▶ Source data:
###

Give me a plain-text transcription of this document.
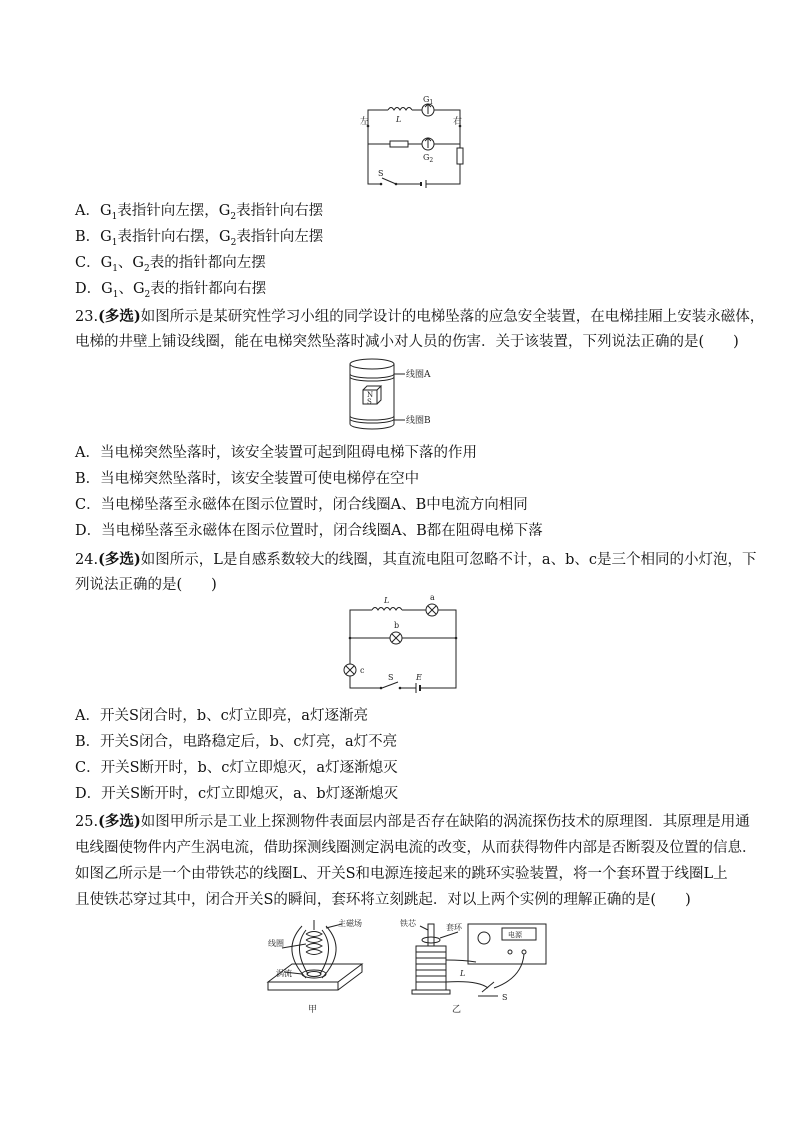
左	右
L
$G_1$
$G_2$
S
A．$G_1$表指针向左摆，$G_2$表指针向右摆
B．$G_1$表指针向右摆，$G_2$表指针向左摆
C．$G_1$、$G_2$表的指针都向左摆
D．$G_1$、$G_2$表的指针都向右摆
23.(多选)如图所示是某研究性学习小组的同学设计的电梯坠落的应急安全装置，在电梯挂厢上安装永磁体，
电梯的井壁上铺设线圈，能在电梯突然坠落时减小对人员的伤害．关于该装置，下列说法正确的是(　　)
N
S
线圈A
线圈B
A．当电梯突然坠落时，该安全装置可起到阻碍电梯下落的作用
B．当电梯突然坠落时，该安全装置可使电梯停在空中
C．当电梯坠落至永磁体在图示位置时，闭合线圈A、B中电流方向相同
D．当电梯坠落至永磁体在图示位置时，闭合线圈A、B都在阻碍电梯下落
24.(多选)如图所示，L是自感系数较大的线圈，其直流电阻可忽略不计，a、b、c是三个相同的小灯泡，下
列说法正确的是(　　)
L	a
b
c
S	E
A．开关S闭合时，b、c灯立即亮，a灯逐渐亮
B．开关S闭合，电路稳定后，b、c灯亮，a灯不亮
C．开关S断开时，b、c灯立即熄灭，a灯逐渐熄灭
D．开关S断开时，c灯立即熄灭，a、b灯逐渐熄灭
25.(多选)如图甲所示是工业上探测物件表面层内部是否存在缺陷的涡流探伤技术的原理图．其原理是用通
电线圈使物件内产生涡电流，借助探测线圈测定涡电流的改变，从而获得物件内部是否断裂及位置的信息．
如图乙所示是一个由带铁芯的线圈L、开关S和电源连接起来的跳环实验装置，将一个套环置于线圈L上
且使铁芯穿过其中，闭合开关S的瞬间，套环将立刻跳起．对以上两个实例的理解正确的是(　　)
主磁场
线圈
涡流
甲
铁芯	套环
电源
L
S
乙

###

▶ Given exercise: Write the material out again exactly as it appears, dropping the pictures.

▶ The result:
Give me a plain-text transcription of this document.
左	右
L
$G_1$
$G_2$
S
A．$G_1$表指针向左摆，$G_2$表指针向右摆
B．$G_1$表指针向右摆，$G_2$表指针向左摆
C．$G_1$、$G_2$表的指针都向左摆
D．$G_1$、$G_2$表的指针都向右摆
23.(多选)如图所示是某研究性学习小组的同学设计的电梯坠落的应急安全装置，在电梯挂厢上安装永磁体，
电梯的井壁上铺设线圈，能在电梯突然坠落时减小对人员的伤害．关于该装置，下列说法正确的是(　　)
N
S
线圈A
线圈B
A．当电梯突然坠落时，该安全装置可起到阻碍电梯下落的作用
B．当电梯突然坠落时，该安全装置可使电梯停在空中
C．当电梯坠落至永磁体在图示位置时，闭合线圈A、B中电流方向相同
D．当电梯坠落至永磁体在图示位置时，闭合线圈A、B都在阻碍电梯下落
24.(多选)如图所示，L是自感系数较大的线圈，其直流电阻可忽略不计，a、b、c是三个相同的小灯泡，下
列说法正确的是(　　)
L	a
b
c
S	E
A．开关S闭合时，b、c灯立即亮，a灯逐渐亮
B．开关S闭合，电路稳定后，b、c灯亮，a灯不亮
C．开关S断开时，b、c灯立即熄灭，a灯逐渐熄灭
D．开关S断开时，c灯立即熄灭，a、b灯逐渐熄灭
25.(多选)如图甲所示是工业上探测物件表面层内部是否存在缺陷的涡流探伤技术的原理图．其原理是用通
电线圈使物件内产生涡电流，借助探测线圈测定涡电流的改变，从而获得物件内部是否断裂及位置的信息．
如图乙所示是一个由带铁芯的线圈L、开关S和电源连接起来的跳环实验装置，将一个套环置于线圈L上
且使铁芯穿过其中，闭合开关S的瞬间，套环将立刻跳起．对以上两个实例的理解正确的是(　　)
主磁场
线圈
涡流
甲
铁芯	套环
电源
L
S
乙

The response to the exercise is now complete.